#### [Task requirements]
Retype the data that follows line by line, exactly, and leave its pictures out.

#### [Data shown]
%%
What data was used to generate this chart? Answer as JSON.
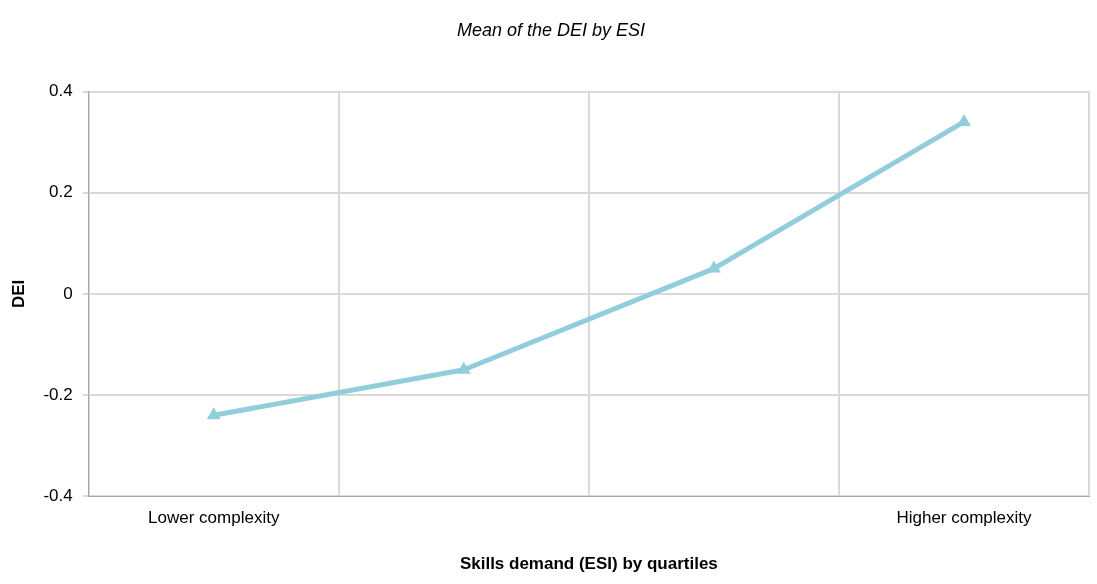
{
  "chart_data": {
    "type": "line",
    "title": "Mean of the DEI by ESI",
    "xlabel": "Skills demand (ESI) by quartiles",
    "ylabel": "DEI",
    "categories": [
      "Lower complexity",
      null,
      null,
      "Higher complexity"
    ],
    "series": [
      {
        "color": "#92cddc",
        "values": [
          -0.24,
          -0.15,
          0.05,
          0.34
        ]
      }
    ],
    "ylim": [
      -0.4,
      0.4
    ],
    "yticks": [
      -0.4,
      -0.2,
      0,
      0.2,
      0.4
    ],
    "grid": true,
    "legend": false,
    "marker": "triangle",
    "line_style": "solid"
  }
}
%%
#### [Answer to this exercise]
What data was used to generate this chart? Answer as JSON.
{
  "chart_data": {
    "type": "line",
    "title": "Mean of the DEI by ESI",
    "xlabel": "Skills demand (ESI) by quartiles",
    "ylabel": "DEI",
    "categories": [
      "Lower complexity",
      null,
      null,
      "Higher complexity"
    ],
    "series": [
      {
        "color": "#92cddc",
        "values": [
          -0.24,
          -0.15,
          0.05,
          0.34
        ]
      }
    ],
    "ylim": [
      -0.4,
      0.4
    ],
    "yticks": [
      -0.4,
      -0.2,
      0,
      0.2,
      0.4
    ],
    "grid": true,
    "legend": false,
    "marker": "triangle",
    "line_style": "solid"
  }
}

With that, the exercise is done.